> Given data:
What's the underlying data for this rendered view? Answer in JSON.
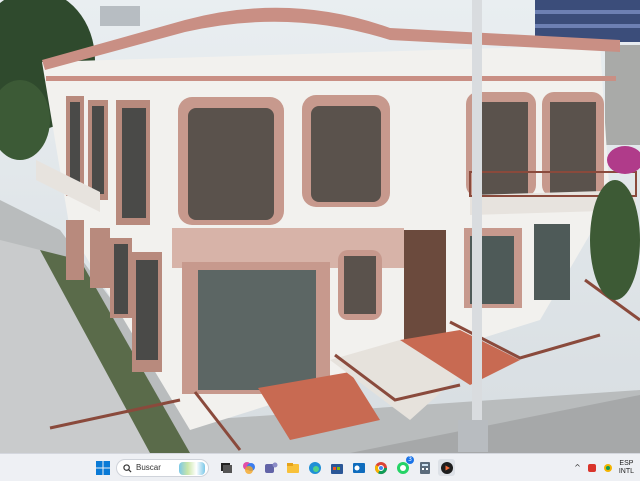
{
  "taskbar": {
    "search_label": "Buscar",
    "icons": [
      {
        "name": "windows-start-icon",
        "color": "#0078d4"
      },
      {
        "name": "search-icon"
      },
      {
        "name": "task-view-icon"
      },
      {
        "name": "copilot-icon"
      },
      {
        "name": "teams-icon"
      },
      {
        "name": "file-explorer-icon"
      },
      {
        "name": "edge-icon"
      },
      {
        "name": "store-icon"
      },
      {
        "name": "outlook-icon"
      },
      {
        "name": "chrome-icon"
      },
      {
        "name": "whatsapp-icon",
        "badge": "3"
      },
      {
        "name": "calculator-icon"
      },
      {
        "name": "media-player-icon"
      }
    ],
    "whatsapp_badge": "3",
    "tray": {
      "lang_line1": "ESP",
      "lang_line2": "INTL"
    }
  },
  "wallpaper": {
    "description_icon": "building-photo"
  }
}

> Task statement: All the lines above are to be reproduced exactly, except the pictures.

> Expected answer:
What's the underlying data for this rendered view? Answer in JSON.
{
  "taskbar": {
    "search_label": "Buscar",
    "icons": [
      {
        "name": "windows-start-icon",
        "color": "#0078d4"
      },
      {
        "name": "search-icon"
      },
      {
        "name": "task-view-icon"
      },
      {
        "name": "copilot-icon"
      },
      {
        "name": "teams-icon"
      },
      {
        "name": "file-explorer-icon"
      },
      {
        "name": "edge-icon"
      },
      {
        "name": "store-icon"
      },
      {
        "name": "outlook-icon"
      },
      {
        "name": "chrome-icon"
      },
      {
        "name": "whatsapp-icon",
        "badge": "3"
      },
      {
        "name": "calculator-icon"
      },
      {
        "name": "media-player-icon"
      }
    ],
    "whatsapp_badge": "3",
    "tray": {
      "lang_line1": "ESP",
      "lang_line2": "INTL"
    }
  },
  "wallpaper": {
    "description_icon": "building-photo"
  }
}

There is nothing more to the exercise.